**Stated task**. Find every line of the listing below where "values" appears, and copy it.

**Source material**.

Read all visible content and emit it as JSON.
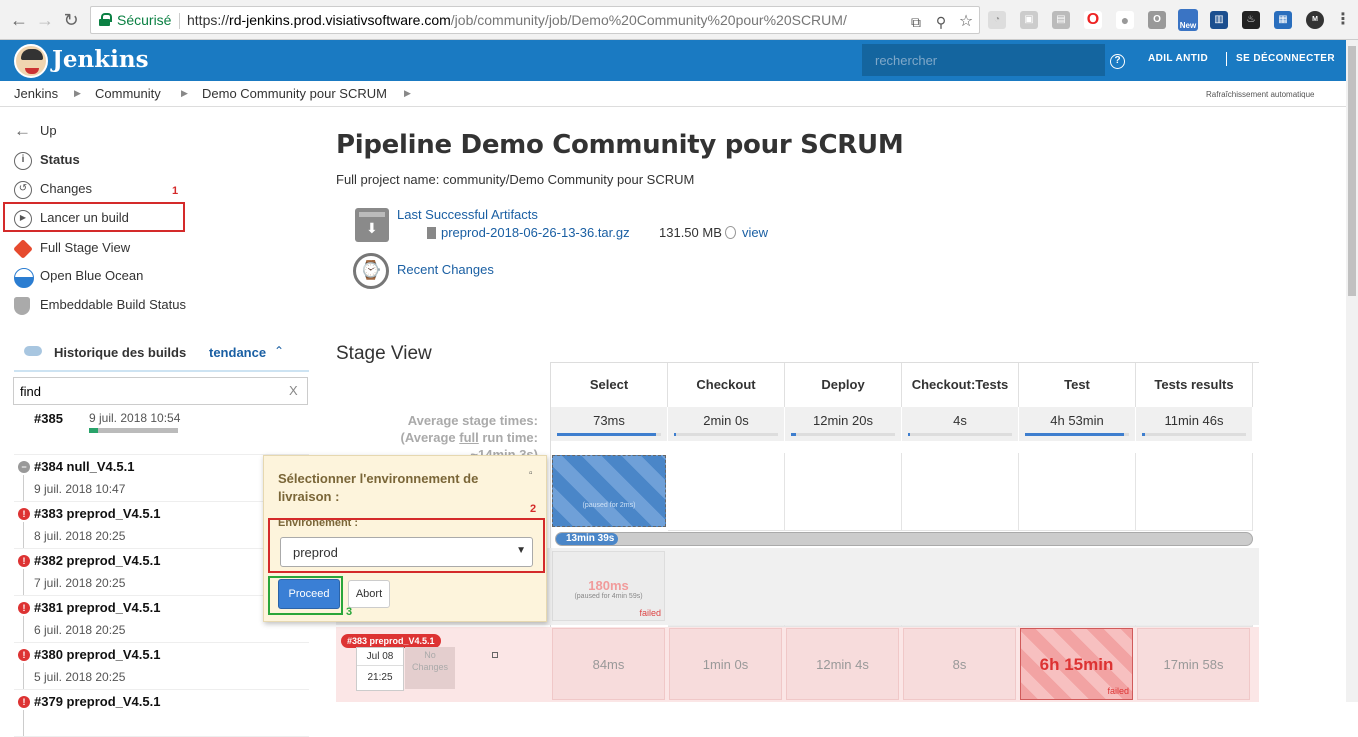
{
  "browser": {
    "secure_label": "Sécurisé",
    "url_scheme": "https://",
    "url_host": "rd-jenkins.prod.visiativsoftware.com",
    "url_path": "/job/community/job/Demo%20Community%20pour%20SCRUM/",
    "new_badge": "New"
  },
  "header": {
    "brand": "Jenkins",
    "search_placeholder": "rechercher",
    "help": "?",
    "user": "ADIL ANTID",
    "logout": "SE DÉCONNECTER"
  },
  "breadcrumb": {
    "items": [
      "Jenkins",
      "Community",
      "Demo Community pour SCRUM"
    ],
    "auto_refresh": "Rafraîchissement automatique"
  },
  "sidebar": {
    "items": [
      {
        "label": "Up",
        "icon": "arrow-left-icon"
      },
      {
        "label": "Status",
        "icon": "info-icon"
      },
      {
        "label": "Changes",
        "icon": "history-icon"
      },
      {
        "label": "Lancer un build",
        "icon": "play-icon"
      },
      {
        "label": "Full Stage View",
        "icon": "git-icon"
      },
      {
        "label": "Open Blue Ocean",
        "icon": "blue-ocean-icon"
      },
      {
        "label": "Embeddable Build Status",
        "icon": "shield-icon"
      }
    ],
    "history_title": "Historique des builds",
    "trend": "tendance",
    "find_value": "find",
    "find_clear": "X",
    "builds": [
      {
        "num": "#385",
        "date": "9 juil. 2018 10:54",
        "status": "running",
        "progress": 0.1
      },
      {
        "num": "#384 null_V4.5.1",
        "date": "9 juil. 2018 10:47",
        "status": "aborted"
      },
      {
        "num": "#383 preprod_V4.5.1",
        "date": "8 juil. 2018 20:25",
        "status": "failed"
      },
      {
        "num": "#382 preprod_V4.5.1",
        "date": "7 juil. 2018 20:25",
        "status": "failed"
      },
      {
        "num": "#381 preprod_V4.5.1",
        "date": "6 juil. 2018 20:25",
        "status": "failed"
      },
      {
        "num": "#380 preprod_V4.5.1",
        "date": "5 juil. 2018 20:25",
        "status": "failed"
      },
      {
        "num": "#379 preprod_V4.5.1",
        "date": "",
        "status": "failed"
      }
    ]
  },
  "main": {
    "title": "Pipeline Demo Community pour SCRUM",
    "full_name": "Full project name: community/Demo Community pour SCRUM",
    "artifacts_label": "Last Successful Artifacts",
    "artifact_file": "preprod-2018-06-26-13-36.tar.gz",
    "artifact_size": "131.50 MB",
    "artifact_view": "view",
    "recent_changes": "Recent Changes",
    "stage_view": "Stage View"
  },
  "stage": {
    "avg_label": "Average stage times:",
    "avg_full_a": "(Average ",
    "avg_full_b": "full",
    "avg_full_c": " run time:",
    "avg_full_d": "~14min 3s)",
    "columns": [
      {
        "name": "Select",
        "avg": "73ms",
        "bar": 0.95
      },
      {
        "name": "Checkout",
        "avg": "2min 0s",
        "bar": 0.02
      },
      {
        "name": "Deploy",
        "avg": "12min 20s",
        "bar": 0.05
      },
      {
        "name": "Checkout:Tests",
        "avg": "4s",
        "bar": 0.02
      },
      {
        "name": "Test",
        "avg": "4h 53min",
        "bar": 0.95
      },
      {
        "name": "Tests results",
        "avg": "11min 46s",
        "bar": 0.03
      }
    ],
    "running_paused": "(paused for 2ms)",
    "running_bar": "13min 39s",
    "row2_select": "180ms",
    "row2_paused": "(paused for 4min 59s)",
    "row2_failed": "failed",
    "row3_badge": "#383 preprod_V4.5.1",
    "row3_month": "Jul 08",
    "row3_time": "21:25",
    "row3_nochanges": "No Changes",
    "row3_cells": [
      "84ms",
      "1min 0s",
      "12min 4s",
      "8s",
      "6h 15min",
      "17min 58s"
    ],
    "row3_failed": "failed"
  },
  "popup": {
    "title": "Sélectionner l'environnement de livraison :",
    "env_label": "Environement :",
    "env_value": "preprod",
    "proceed": "Proceed",
    "abort": "Abort",
    "close": "▫"
  },
  "annotations": {
    "one": "1",
    "two": "2",
    "three": "3"
  },
  "colors": {
    "jenkins_blue": "#1a7ac2",
    "annotation_red": "#d42a2a",
    "annotation_green": "#2aa63a",
    "failed_bg": "#f7dcdc"
  }
}
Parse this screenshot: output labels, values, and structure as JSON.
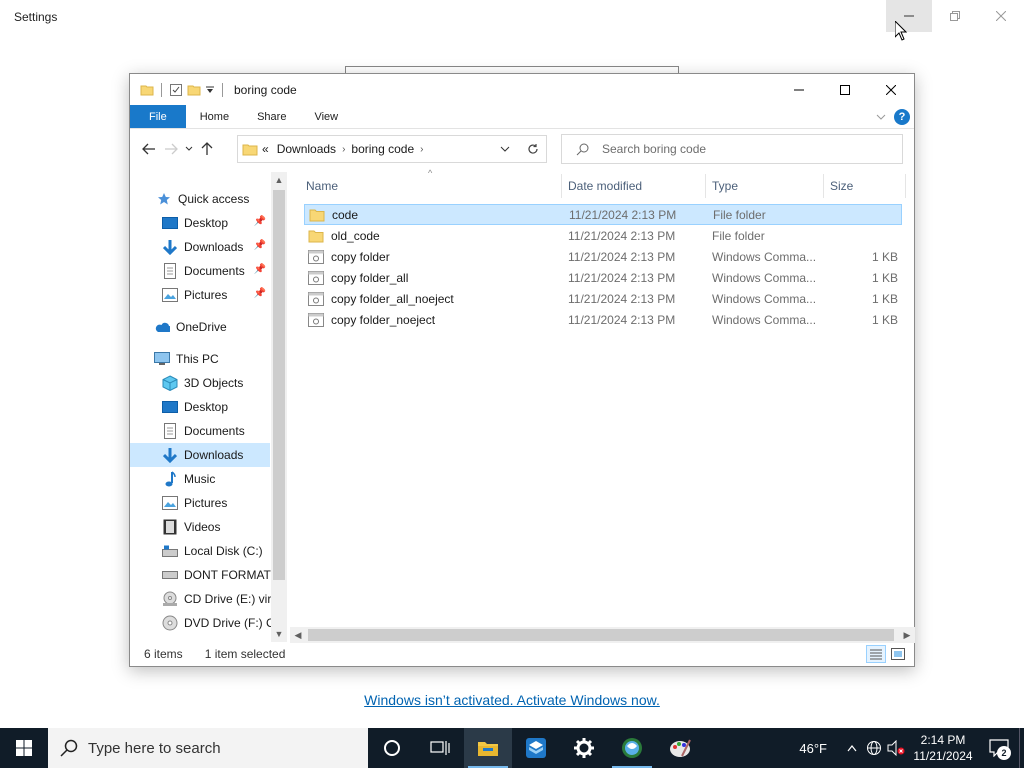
{
  "settings": {
    "title": "Settings",
    "activation_link": "Windows isn’t activated. Activate Windows now."
  },
  "explorer": {
    "title": "boring code",
    "ribbon": {
      "file": "File",
      "home": "Home",
      "share": "Share",
      "view": "View",
      "help": "?"
    },
    "address": {
      "overflow": "«",
      "crumbs": [
        "Downloads",
        "boring code"
      ]
    },
    "search": {
      "placeholder": "Search boring code"
    },
    "nav": {
      "quick_access": "Quick access",
      "qa_desktop": "Desktop",
      "qa_downloads": "Downloads",
      "qa_documents": "Documents",
      "qa_pictures": "Pictures",
      "onedrive": "OneDrive",
      "this_pc": "This PC",
      "objects3d": "3D Objects",
      "desktop": "Desktop",
      "documents": "Documents",
      "downloads": "Downloads",
      "music": "Music",
      "pictures": "Pictures",
      "videos": "Videos",
      "local_disk": "Local Disk (C:)",
      "dont_format": "DONT FORMAT (",
      "cd_drive": "CD Drive (E:) virt",
      "dvd_drive": "DVD Drive (F:) CI"
    },
    "columns": {
      "name": "Name",
      "date": "Date modified",
      "type": "Type",
      "size": "Size"
    },
    "files": [
      {
        "name": "code",
        "date": "11/21/2024 2:13 PM",
        "type": "File folder",
        "size": ""
      },
      {
        "name": "old_code",
        "date": "11/21/2024 2:13 PM",
        "type": "File folder",
        "size": ""
      },
      {
        "name": "copy folder",
        "date": "11/21/2024 2:13 PM",
        "type": "Windows Comma...",
        "size": "1 KB"
      },
      {
        "name": "copy folder_all",
        "date": "11/21/2024 2:13 PM",
        "type": "Windows Comma...",
        "size": "1 KB"
      },
      {
        "name": "copy folder_all_noeject",
        "date": "11/21/2024 2:13 PM",
        "type": "Windows Comma...",
        "size": "1 KB"
      },
      {
        "name": "copy folder_noeject",
        "date": "11/21/2024 2:13 PM",
        "type": "Windows Comma...",
        "size": "1 KB"
      }
    ],
    "status": {
      "count": "6 items",
      "selected": "1 item selected"
    }
  },
  "taskbar": {
    "search_placeholder": "Type here to search",
    "weather": "46°F",
    "time": "2:14 PM",
    "date": "11/21/2024",
    "notification_count": "2"
  },
  "colors": {
    "accent": "#1979ca",
    "selection": "#cce8ff",
    "taskbar": "#101c28",
    "link": "#0063b1"
  }
}
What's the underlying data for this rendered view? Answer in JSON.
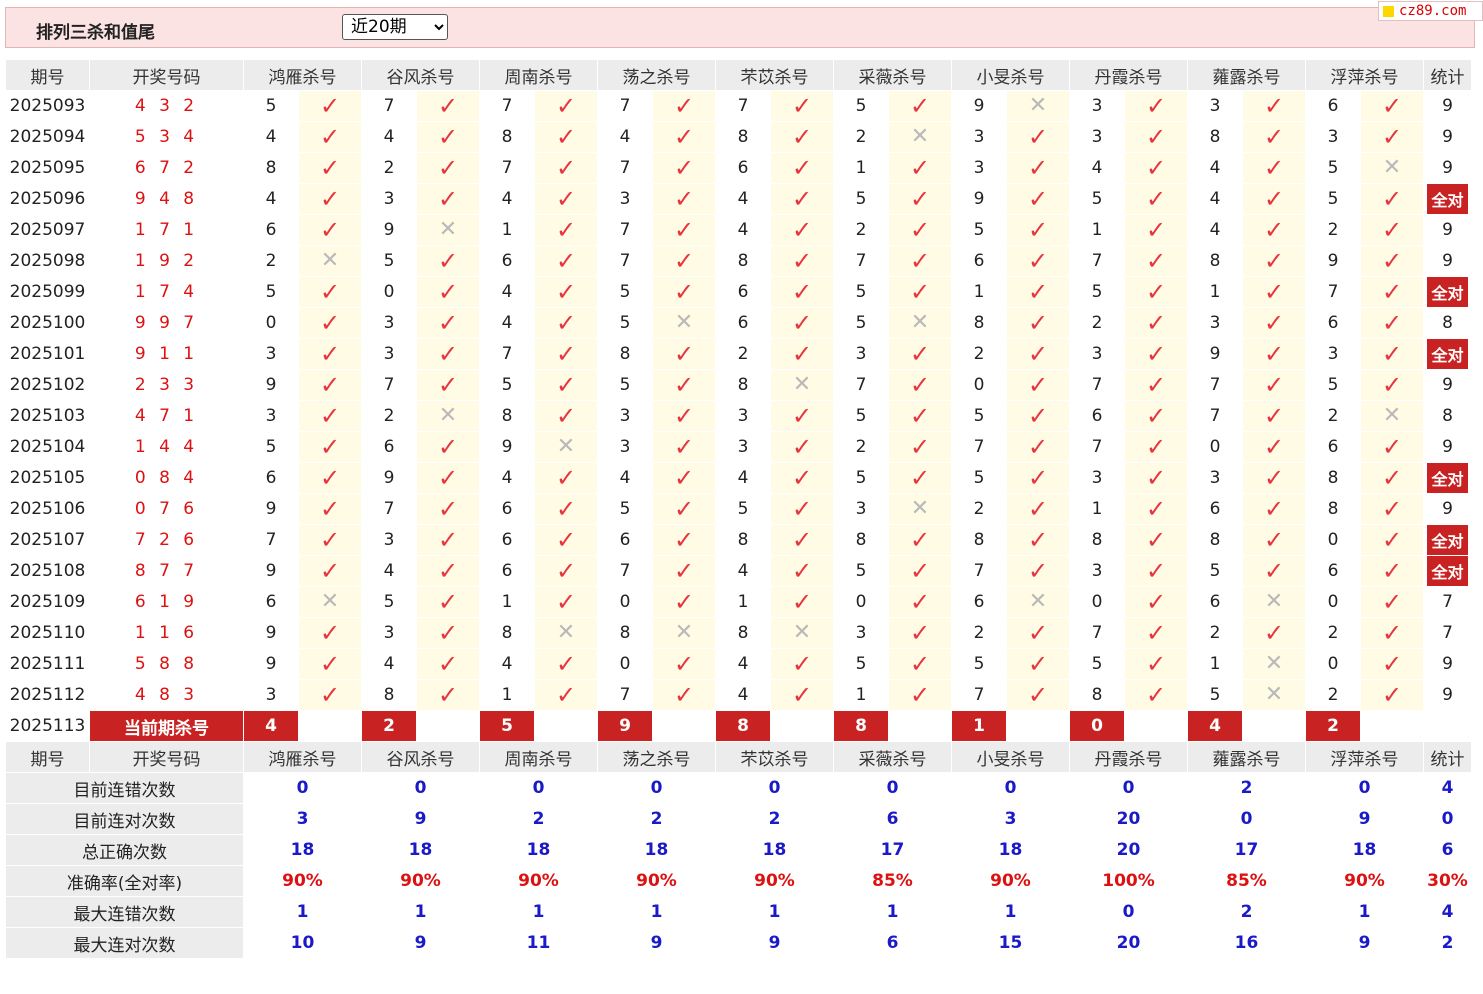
{
  "header": {
    "title": "排列三杀和值尾",
    "select_value": "近20期",
    "select_options": [
      "近20期"
    ],
    "logo_text": "cz89.com"
  },
  "colors": {
    "accent_red": "#c92222",
    "check_red": "#e8343e",
    "stat_blue": "#1a1ac8"
  },
  "table": {
    "col_issue": "期号",
    "col_code": "开奖号码",
    "experts": [
      "鸿雁杀号",
      "谷风杀号",
      "周南杀号",
      "荡之杀号",
      "芣苡杀号",
      "采薇杀号",
      "小旻杀号",
      "丹霞杀号",
      "蕹露杀号",
      "浮萍杀号"
    ],
    "col_stat": "统计",
    "rows": [
      {
        "issue": "2025093",
        "code": "4 3 2",
        "kills": [
          5,
          7,
          7,
          7,
          7,
          5,
          9,
          3,
          3,
          6
        ],
        "results": [
          1,
          1,
          1,
          1,
          1,
          1,
          0,
          1,
          1,
          1
        ],
        "stat": "9"
      },
      {
        "issue": "2025094",
        "code": "5 3 4",
        "kills": [
          4,
          4,
          8,
          4,
          8,
          2,
          3,
          3,
          8,
          3
        ],
        "results": [
          1,
          1,
          1,
          1,
          1,
          0,
          1,
          1,
          1,
          1
        ],
        "stat": "9"
      },
      {
        "issue": "2025095",
        "code": "6 7 2",
        "kills": [
          8,
          2,
          7,
          7,
          6,
          1,
          3,
          4,
          4,
          5
        ],
        "results": [
          1,
          1,
          1,
          1,
          1,
          1,
          1,
          1,
          1,
          0
        ],
        "stat": "9"
      },
      {
        "issue": "2025096",
        "code": "9 4 8",
        "kills": [
          4,
          3,
          4,
          3,
          4,
          5,
          9,
          5,
          4,
          5
        ],
        "results": [
          1,
          1,
          1,
          1,
          1,
          1,
          1,
          1,
          1,
          1
        ],
        "stat": "全对"
      },
      {
        "issue": "2025097",
        "code": "1 7 1",
        "kills": [
          6,
          9,
          1,
          7,
          4,
          2,
          5,
          1,
          4,
          2
        ],
        "results": [
          1,
          0,
          1,
          1,
          1,
          1,
          1,
          1,
          1,
          1
        ],
        "stat": "9"
      },
      {
        "issue": "2025098",
        "code": "1 9 2",
        "kills": [
          2,
          5,
          6,
          7,
          8,
          7,
          6,
          7,
          8,
          9
        ],
        "results": [
          0,
          1,
          1,
          1,
          1,
          1,
          1,
          1,
          1,
          1
        ],
        "stat": "9"
      },
      {
        "issue": "2025099",
        "code": "1 7 4",
        "kills": [
          5,
          0,
          4,
          5,
          6,
          5,
          1,
          5,
          1,
          7
        ],
        "results": [
          1,
          1,
          1,
          1,
          1,
          1,
          1,
          1,
          1,
          1
        ],
        "stat": "全对"
      },
      {
        "issue": "2025100",
        "code": "9 9 7",
        "kills": [
          0,
          3,
          4,
          5,
          6,
          5,
          8,
          2,
          3,
          6
        ],
        "results": [
          1,
          1,
          1,
          0,
          1,
          0,
          1,
          1,
          1,
          1
        ],
        "stat": "8"
      },
      {
        "issue": "2025101",
        "code": "9 1 1",
        "kills": [
          3,
          3,
          7,
          8,
          2,
          3,
          2,
          3,
          9,
          3
        ],
        "results": [
          1,
          1,
          1,
          1,
          1,
          1,
          1,
          1,
          1,
          1
        ],
        "stat": "全对"
      },
      {
        "issue": "2025102",
        "code": "2 3 3",
        "kills": [
          9,
          7,
          5,
          5,
          8,
          7,
          0,
          7,
          7,
          5
        ],
        "results": [
          1,
          1,
          1,
          1,
          0,
          1,
          1,
          1,
          1,
          1
        ],
        "stat": "9"
      },
      {
        "issue": "2025103",
        "code": "4 7 1",
        "kills": [
          3,
          2,
          8,
          3,
          3,
          5,
          5,
          6,
          7,
          2
        ],
        "results": [
          1,
          0,
          1,
          1,
          1,
          1,
          1,
          1,
          1,
          0
        ],
        "stat": "8"
      },
      {
        "issue": "2025104",
        "code": "1 4 4",
        "kills": [
          5,
          6,
          9,
          3,
          3,
          2,
          7,
          7,
          0,
          6
        ],
        "results": [
          1,
          1,
          0,
          1,
          1,
          1,
          1,
          1,
          1,
          1
        ],
        "stat": "9"
      },
      {
        "issue": "2025105",
        "code": "0 8 4",
        "kills": [
          6,
          9,
          4,
          4,
          4,
          5,
          5,
          3,
          3,
          8
        ],
        "results": [
          1,
          1,
          1,
          1,
          1,
          1,
          1,
          1,
          1,
          1
        ],
        "stat": "全对"
      },
      {
        "issue": "2025106",
        "code": "0 7 6",
        "kills": [
          9,
          7,
          6,
          5,
          5,
          3,
          2,
          1,
          6,
          8
        ],
        "results": [
          1,
          1,
          1,
          1,
          1,
          0,
          1,
          1,
          1,
          1
        ],
        "stat": "9"
      },
      {
        "issue": "2025107",
        "code": "7 2 6",
        "kills": [
          7,
          3,
          6,
          6,
          8,
          8,
          8,
          8,
          8,
          0
        ],
        "results": [
          1,
          1,
          1,
          1,
          1,
          1,
          1,
          1,
          1,
          1
        ],
        "stat": "全对"
      },
      {
        "issue": "2025108",
        "code": "8 7 7",
        "kills": [
          9,
          4,
          6,
          7,
          4,
          5,
          7,
          3,
          5,
          6
        ],
        "results": [
          1,
          1,
          1,
          1,
          1,
          1,
          1,
          1,
          1,
          1
        ],
        "stat": "全对"
      },
      {
        "issue": "2025109",
        "code": "6 1 9",
        "kills": [
          6,
          5,
          1,
          0,
          1,
          0,
          6,
          0,
          6,
          0
        ],
        "results": [
          0,
          1,
          1,
          1,
          1,
          1,
          0,
          1,
          0,
          1
        ],
        "stat": "7"
      },
      {
        "issue": "2025110",
        "code": "1 1 6",
        "kills": [
          9,
          3,
          8,
          8,
          8,
          3,
          2,
          7,
          2,
          2
        ],
        "results": [
          1,
          1,
          0,
          0,
          0,
          1,
          1,
          1,
          1,
          1
        ],
        "stat": "7"
      },
      {
        "issue": "2025111",
        "code": "5 8 8",
        "kills": [
          9,
          4,
          4,
          0,
          4,
          5,
          5,
          5,
          1,
          0
        ],
        "results": [
          1,
          1,
          1,
          1,
          1,
          1,
          1,
          1,
          0,
          1
        ],
        "stat": "9"
      },
      {
        "issue": "2025112",
        "code": "4 8 3",
        "kills": [
          3,
          8,
          1,
          7,
          4,
          1,
          7,
          8,
          5,
          2
        ],
        "results": [
          1,
          1,
          1,
          1,
          1,
          1,
          1,
          1,
          0,
          1
        ],
        "stat": "9"
      }
    ],
    "current": {
      "issue": "2025113",
      "label": "当前期杀号",
      "kills": [
        "4",
        "2",
        "5",
        "9",
        "8",
        "8",
        "1",
        "0",
        "4",
        "2"
      ]
    }
  },
  "stats": {
    "labels": [
      "目前连错次数",
      "目前连对次数",
      "总正确次数",
      "准确率(全对率)",
      "最大连错次数",
      "最大连对次数"
    ],
    "values": [
      [
        "0",
        "0",
        "0",
        "0",
        "0",
        "0",
        "0",
        "0",
        "2",
        "0"
      ],
      [
        "3",
        "9",
        "2",
        "2",
        "2",
        "6",
        "3",
        "20",
        "0",
        "9"
      ],
      [
        "18",
        "18",
        "18",
        "18",
        "18",
        "17",
        "18",
        "20",
        "17",
        "18"
      ],
      [
        "90%",
        "90%",
        "90%",
        "90%",
        "90%",
        "85%",
        "90%",
        "100%",
        "85%",
        "90%"
      ],
      [
        "1",
        "1",
        "1",
        "1",
        "1",
        "1",
        "1",
        "0",
        "2",
        "1"
      ],
      [
        "10",
        "9",
        "11",
        "9",
        "9",
        "6",
        "15",
        "20",
        "16",
        "9"
      ]
    ],
    "summary": [
      "4",
      "0",
      "6",
      "30%",
      "4",
      "2"
    ]
  }
}
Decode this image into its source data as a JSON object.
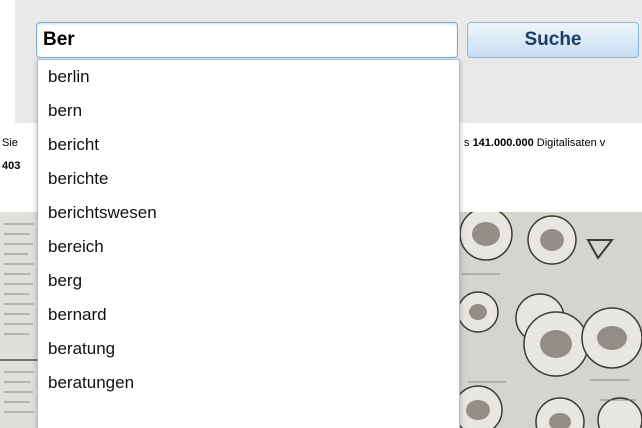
{
  "search": {
    "value": "Ber",
    "button_label": "Suche"
  },
  "info": {
    "prefix": "Sie",
    "count_prefix": "403",
    "suffix_number": "141.000.000",
    "suffix_text": " Digitalisaten v"
  },
  "suggestions": [
    "berlin",
    "bern",
    "bericht",
    "berichte",
    "berichtswesen",
    "bereich",
    "berg",
    "bernard",
    "beratung",
    "beratungen"
  ],
  "colors": {
    "band": "#e9e9e9",
    "input_border": "#7aaed8",
    "button_text": "#1b3c63"
  }
}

**Exercise output**.
Parse this screenshot: output labels, values, and structure as JSON.
    "values": [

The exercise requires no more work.